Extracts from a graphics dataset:
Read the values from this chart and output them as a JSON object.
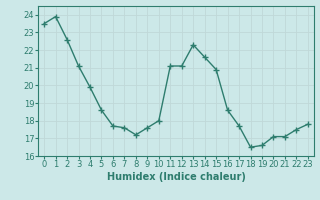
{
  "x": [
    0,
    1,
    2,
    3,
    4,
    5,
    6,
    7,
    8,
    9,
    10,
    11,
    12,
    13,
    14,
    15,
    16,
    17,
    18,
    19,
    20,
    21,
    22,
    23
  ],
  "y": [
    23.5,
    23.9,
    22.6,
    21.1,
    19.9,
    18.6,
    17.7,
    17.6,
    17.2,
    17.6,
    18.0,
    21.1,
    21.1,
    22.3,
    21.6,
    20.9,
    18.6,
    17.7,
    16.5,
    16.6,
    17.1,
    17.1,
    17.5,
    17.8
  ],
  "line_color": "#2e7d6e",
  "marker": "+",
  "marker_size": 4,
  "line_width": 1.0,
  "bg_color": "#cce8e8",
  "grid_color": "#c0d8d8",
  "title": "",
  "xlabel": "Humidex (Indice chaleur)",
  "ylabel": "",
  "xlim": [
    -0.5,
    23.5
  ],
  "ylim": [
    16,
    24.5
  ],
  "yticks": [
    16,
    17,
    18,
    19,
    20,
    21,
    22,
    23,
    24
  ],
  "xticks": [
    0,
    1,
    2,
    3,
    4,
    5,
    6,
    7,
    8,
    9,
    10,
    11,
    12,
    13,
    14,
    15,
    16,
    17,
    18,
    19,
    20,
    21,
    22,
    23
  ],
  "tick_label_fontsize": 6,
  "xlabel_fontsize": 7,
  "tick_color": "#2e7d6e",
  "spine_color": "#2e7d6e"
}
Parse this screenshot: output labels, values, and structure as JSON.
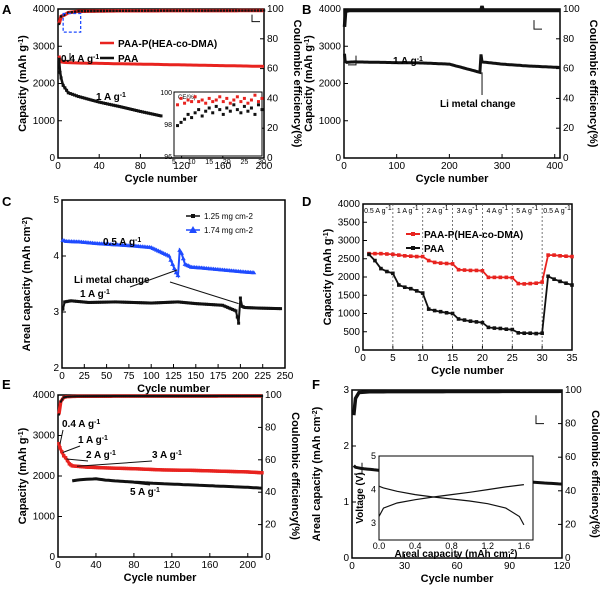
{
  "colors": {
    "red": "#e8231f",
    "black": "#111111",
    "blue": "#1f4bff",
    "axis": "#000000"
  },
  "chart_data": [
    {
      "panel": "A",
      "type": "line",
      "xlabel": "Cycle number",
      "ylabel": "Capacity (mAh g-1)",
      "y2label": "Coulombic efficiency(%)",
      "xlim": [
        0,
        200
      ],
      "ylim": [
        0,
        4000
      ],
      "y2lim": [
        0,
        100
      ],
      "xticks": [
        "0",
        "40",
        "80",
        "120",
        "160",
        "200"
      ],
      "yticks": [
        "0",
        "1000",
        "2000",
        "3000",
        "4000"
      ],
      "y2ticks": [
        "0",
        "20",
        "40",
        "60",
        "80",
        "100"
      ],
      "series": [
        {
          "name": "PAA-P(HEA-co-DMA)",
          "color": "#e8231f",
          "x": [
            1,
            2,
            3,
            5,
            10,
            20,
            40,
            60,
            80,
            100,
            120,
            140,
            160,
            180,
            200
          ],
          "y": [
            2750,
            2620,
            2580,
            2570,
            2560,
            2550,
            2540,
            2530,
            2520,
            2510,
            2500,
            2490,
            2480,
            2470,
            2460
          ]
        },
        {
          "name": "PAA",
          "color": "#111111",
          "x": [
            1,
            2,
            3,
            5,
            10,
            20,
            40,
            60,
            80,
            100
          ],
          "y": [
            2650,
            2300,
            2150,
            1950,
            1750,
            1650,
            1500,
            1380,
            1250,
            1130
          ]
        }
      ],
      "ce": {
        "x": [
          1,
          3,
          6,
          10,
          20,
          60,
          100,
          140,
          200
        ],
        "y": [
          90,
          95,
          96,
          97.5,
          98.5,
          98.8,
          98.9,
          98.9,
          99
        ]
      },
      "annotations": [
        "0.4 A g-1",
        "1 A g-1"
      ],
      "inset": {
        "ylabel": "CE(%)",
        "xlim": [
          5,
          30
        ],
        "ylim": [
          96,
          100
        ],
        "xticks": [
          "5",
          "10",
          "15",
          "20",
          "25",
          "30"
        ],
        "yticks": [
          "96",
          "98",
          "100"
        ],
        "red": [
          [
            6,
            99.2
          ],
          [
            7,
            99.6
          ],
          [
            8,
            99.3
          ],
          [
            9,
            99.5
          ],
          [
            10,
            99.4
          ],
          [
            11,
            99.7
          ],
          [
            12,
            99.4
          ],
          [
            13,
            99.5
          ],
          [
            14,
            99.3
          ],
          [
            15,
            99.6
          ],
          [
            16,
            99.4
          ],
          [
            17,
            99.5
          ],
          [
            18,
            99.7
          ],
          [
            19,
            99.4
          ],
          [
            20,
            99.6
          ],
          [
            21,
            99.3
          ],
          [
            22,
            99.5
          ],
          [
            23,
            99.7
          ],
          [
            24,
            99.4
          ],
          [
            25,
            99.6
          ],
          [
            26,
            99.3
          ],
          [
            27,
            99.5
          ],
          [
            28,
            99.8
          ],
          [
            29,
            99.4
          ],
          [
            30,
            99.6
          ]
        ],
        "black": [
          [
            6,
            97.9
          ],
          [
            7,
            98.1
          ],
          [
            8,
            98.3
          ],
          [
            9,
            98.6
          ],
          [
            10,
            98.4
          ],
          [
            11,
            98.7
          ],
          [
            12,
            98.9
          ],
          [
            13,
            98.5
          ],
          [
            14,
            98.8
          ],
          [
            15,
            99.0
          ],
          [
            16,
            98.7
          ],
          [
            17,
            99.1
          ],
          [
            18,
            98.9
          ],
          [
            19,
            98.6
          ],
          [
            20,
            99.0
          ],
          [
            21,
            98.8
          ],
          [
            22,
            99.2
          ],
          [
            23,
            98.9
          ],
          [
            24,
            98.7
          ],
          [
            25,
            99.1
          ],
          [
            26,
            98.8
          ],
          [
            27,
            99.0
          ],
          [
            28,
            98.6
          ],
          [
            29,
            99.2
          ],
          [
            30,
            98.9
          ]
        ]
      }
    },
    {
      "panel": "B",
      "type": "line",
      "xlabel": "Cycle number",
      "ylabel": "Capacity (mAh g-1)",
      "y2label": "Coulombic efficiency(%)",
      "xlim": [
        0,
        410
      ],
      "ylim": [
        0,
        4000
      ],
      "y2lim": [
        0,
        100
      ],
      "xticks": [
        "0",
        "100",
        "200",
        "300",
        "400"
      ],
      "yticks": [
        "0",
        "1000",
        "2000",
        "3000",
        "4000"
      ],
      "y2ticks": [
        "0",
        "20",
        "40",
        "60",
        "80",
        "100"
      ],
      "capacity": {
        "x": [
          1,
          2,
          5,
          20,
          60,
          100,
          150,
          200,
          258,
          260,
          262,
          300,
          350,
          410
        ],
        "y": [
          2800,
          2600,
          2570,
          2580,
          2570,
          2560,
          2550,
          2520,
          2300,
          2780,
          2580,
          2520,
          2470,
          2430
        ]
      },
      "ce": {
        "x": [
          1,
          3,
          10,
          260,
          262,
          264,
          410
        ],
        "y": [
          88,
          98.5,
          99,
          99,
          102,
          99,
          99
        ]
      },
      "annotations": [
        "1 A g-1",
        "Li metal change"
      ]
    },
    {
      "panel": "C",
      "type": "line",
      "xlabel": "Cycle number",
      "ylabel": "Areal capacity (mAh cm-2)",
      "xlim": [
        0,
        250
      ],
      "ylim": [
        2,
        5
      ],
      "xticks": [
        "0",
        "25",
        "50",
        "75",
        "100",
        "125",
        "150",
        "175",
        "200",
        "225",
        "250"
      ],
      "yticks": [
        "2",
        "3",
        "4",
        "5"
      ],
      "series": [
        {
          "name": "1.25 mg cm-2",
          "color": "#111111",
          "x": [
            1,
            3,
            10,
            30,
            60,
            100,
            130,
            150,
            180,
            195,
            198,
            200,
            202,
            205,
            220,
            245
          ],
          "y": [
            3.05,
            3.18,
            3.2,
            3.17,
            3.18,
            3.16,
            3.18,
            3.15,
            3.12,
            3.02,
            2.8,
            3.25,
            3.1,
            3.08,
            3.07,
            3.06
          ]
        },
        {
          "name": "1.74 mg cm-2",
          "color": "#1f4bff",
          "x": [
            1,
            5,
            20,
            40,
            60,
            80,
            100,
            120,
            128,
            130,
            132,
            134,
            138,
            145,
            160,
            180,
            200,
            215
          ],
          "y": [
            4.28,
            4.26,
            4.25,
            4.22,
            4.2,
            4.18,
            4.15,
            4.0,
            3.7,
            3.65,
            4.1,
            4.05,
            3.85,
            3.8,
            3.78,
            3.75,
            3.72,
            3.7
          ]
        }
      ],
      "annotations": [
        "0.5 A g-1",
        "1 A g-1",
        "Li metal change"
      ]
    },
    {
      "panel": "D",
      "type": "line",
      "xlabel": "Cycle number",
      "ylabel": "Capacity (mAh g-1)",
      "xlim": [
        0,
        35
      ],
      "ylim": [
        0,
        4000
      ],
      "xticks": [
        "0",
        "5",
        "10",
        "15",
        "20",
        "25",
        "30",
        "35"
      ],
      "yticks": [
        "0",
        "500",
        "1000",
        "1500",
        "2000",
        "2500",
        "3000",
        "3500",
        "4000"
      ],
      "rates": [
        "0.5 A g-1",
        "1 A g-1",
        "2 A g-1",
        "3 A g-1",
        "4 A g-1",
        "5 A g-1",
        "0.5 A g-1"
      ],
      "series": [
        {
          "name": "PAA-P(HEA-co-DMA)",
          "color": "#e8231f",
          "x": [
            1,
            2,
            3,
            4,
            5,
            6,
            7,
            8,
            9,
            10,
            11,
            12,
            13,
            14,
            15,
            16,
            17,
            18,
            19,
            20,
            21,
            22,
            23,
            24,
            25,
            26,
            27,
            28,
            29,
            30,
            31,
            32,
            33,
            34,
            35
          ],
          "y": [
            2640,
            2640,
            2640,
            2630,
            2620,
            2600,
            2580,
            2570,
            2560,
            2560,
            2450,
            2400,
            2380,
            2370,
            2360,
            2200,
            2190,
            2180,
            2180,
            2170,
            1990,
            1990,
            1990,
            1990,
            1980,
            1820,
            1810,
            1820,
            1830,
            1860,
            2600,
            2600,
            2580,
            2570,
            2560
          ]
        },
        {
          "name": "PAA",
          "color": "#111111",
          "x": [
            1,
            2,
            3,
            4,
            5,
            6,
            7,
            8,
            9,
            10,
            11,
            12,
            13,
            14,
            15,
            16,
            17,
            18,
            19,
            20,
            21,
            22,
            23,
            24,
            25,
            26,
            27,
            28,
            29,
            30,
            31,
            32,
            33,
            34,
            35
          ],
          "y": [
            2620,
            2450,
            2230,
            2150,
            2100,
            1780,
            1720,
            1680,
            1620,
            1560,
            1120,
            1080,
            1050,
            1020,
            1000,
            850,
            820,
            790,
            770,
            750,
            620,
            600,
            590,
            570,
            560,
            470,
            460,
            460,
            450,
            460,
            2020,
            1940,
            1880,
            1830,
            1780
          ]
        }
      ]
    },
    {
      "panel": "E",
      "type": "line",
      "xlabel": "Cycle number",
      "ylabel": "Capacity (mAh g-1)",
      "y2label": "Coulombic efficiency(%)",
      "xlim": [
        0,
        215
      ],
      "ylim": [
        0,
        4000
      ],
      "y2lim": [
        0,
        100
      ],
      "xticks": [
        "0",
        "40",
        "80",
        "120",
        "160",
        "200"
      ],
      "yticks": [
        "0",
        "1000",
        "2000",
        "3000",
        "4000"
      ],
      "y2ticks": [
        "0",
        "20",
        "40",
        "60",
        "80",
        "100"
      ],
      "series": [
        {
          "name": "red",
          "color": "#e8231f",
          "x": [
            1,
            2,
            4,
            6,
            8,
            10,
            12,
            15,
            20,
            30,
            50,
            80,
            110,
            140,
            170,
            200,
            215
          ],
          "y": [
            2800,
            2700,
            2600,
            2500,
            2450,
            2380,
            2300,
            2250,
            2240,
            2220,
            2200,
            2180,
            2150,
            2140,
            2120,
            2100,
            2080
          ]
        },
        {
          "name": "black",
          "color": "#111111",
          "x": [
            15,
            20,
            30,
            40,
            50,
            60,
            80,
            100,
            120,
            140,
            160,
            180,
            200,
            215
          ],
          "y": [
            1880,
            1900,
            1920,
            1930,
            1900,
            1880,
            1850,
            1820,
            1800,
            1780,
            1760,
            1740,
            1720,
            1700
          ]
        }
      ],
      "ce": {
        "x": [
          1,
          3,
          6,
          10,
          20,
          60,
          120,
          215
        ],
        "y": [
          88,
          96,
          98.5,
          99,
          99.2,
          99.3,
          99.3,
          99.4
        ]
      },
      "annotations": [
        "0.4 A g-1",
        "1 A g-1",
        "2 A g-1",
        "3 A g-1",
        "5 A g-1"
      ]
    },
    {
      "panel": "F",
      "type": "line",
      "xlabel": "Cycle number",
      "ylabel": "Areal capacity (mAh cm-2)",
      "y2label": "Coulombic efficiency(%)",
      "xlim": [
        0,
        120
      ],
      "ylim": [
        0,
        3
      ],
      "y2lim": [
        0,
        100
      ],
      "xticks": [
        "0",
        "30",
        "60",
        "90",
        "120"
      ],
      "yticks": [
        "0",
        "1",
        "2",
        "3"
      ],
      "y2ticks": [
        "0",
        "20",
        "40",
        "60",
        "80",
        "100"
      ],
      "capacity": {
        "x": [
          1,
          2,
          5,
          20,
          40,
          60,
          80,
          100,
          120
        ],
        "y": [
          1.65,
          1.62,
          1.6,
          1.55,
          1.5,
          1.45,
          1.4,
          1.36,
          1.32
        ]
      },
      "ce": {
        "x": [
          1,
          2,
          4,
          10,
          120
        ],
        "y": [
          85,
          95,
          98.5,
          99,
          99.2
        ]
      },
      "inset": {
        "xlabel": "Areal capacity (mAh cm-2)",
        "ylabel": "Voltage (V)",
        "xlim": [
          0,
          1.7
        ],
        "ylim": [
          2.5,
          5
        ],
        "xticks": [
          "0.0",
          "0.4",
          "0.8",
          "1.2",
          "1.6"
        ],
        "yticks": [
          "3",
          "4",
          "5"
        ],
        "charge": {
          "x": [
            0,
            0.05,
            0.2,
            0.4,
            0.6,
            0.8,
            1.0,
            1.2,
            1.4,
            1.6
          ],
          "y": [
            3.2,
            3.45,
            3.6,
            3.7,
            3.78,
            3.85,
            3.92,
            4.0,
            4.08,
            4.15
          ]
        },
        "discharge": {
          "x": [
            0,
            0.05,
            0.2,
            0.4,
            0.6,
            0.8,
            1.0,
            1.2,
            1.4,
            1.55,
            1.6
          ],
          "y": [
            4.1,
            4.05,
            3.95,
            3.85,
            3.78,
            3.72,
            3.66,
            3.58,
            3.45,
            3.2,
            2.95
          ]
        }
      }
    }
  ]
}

# [Written instruction]
Using the records above, list each line that includes "this".

# [Exercise solution]
Read the values from this chart and output them as a JSON object.
Parse this screenshot: output labels, values, and structure as JSON.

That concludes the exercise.